EXERCISE REQUIREMENTS: Copy each line where the word "животноводства" occurs.

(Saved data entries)
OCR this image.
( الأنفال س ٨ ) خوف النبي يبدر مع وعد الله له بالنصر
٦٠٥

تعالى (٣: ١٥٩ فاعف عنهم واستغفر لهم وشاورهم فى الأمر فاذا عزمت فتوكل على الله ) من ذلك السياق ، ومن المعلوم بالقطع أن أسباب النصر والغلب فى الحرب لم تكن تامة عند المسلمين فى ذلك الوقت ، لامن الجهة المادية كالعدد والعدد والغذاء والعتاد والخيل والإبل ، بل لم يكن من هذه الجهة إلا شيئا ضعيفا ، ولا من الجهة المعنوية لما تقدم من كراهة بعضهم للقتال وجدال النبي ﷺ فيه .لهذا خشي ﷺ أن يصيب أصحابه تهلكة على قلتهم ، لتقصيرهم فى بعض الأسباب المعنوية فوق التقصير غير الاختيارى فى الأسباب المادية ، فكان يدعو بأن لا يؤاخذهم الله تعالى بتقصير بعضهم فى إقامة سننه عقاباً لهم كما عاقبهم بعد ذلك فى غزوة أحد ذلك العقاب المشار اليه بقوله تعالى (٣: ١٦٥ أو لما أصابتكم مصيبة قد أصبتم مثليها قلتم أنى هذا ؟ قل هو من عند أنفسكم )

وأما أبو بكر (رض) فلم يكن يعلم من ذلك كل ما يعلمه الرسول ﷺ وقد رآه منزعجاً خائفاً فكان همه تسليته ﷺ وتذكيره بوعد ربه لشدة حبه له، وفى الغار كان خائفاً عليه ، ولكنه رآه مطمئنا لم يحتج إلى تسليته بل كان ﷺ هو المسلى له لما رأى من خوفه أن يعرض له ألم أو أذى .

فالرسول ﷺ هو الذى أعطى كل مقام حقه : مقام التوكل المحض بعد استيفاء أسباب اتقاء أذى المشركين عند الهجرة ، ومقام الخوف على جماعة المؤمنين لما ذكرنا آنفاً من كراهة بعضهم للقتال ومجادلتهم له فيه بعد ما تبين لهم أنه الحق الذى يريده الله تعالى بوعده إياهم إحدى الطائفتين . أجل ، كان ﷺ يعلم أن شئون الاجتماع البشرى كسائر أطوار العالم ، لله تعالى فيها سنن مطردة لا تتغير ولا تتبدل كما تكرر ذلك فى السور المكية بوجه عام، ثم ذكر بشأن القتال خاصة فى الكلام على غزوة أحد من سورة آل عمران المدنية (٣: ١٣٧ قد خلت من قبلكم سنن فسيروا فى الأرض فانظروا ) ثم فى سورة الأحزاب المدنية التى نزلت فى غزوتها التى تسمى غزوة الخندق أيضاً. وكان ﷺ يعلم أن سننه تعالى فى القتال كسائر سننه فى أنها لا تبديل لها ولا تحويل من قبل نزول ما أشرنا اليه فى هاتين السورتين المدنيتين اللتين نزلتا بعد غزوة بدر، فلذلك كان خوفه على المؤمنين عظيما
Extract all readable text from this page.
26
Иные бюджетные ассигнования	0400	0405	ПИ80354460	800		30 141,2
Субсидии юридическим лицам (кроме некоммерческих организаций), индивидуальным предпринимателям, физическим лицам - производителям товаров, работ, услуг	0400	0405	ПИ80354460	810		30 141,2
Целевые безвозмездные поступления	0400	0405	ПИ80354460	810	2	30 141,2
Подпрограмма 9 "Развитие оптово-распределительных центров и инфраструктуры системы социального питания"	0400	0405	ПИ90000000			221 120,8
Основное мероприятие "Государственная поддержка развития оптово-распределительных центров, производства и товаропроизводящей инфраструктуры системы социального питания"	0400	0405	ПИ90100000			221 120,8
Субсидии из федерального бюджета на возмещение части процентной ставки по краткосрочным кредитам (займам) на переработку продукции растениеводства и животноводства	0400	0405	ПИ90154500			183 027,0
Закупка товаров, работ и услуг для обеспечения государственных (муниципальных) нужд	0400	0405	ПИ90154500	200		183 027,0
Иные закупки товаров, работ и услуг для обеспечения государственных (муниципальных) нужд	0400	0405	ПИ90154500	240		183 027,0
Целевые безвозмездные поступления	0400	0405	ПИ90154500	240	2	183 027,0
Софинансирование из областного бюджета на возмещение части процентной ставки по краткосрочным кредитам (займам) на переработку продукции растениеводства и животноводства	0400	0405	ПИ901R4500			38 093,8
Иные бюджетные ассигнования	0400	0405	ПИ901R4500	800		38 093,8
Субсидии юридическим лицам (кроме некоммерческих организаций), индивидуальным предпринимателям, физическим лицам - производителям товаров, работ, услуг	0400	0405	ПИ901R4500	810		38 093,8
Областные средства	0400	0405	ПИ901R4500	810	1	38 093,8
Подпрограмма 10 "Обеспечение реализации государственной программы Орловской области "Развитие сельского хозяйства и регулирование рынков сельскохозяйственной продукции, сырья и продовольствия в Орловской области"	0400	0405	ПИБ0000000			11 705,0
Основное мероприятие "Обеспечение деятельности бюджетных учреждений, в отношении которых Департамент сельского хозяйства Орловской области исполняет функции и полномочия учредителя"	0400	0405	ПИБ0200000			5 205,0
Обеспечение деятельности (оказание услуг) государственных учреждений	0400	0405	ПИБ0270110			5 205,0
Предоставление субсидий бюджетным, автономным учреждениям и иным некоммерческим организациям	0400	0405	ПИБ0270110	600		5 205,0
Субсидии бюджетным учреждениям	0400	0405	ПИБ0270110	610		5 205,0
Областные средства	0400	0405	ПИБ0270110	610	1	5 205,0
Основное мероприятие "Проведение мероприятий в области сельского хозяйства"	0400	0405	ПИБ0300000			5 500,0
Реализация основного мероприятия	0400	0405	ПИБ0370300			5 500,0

CORRECT OUTPUT:
Субсидии из федерального бюджета на возмещение части процентной ставки по краткосрочным кредитам (займам) на переработку продукции растениеводства и животноводства	0400	0405	ПИ90154500			183 027,0
Софинансирование из областного бюджета на возмещение части процентной ставки по краткосрочным кредитам (займам) на переработку продукции растениеводства и животноводства	0400	0405	ПИ901R4500			38 093,8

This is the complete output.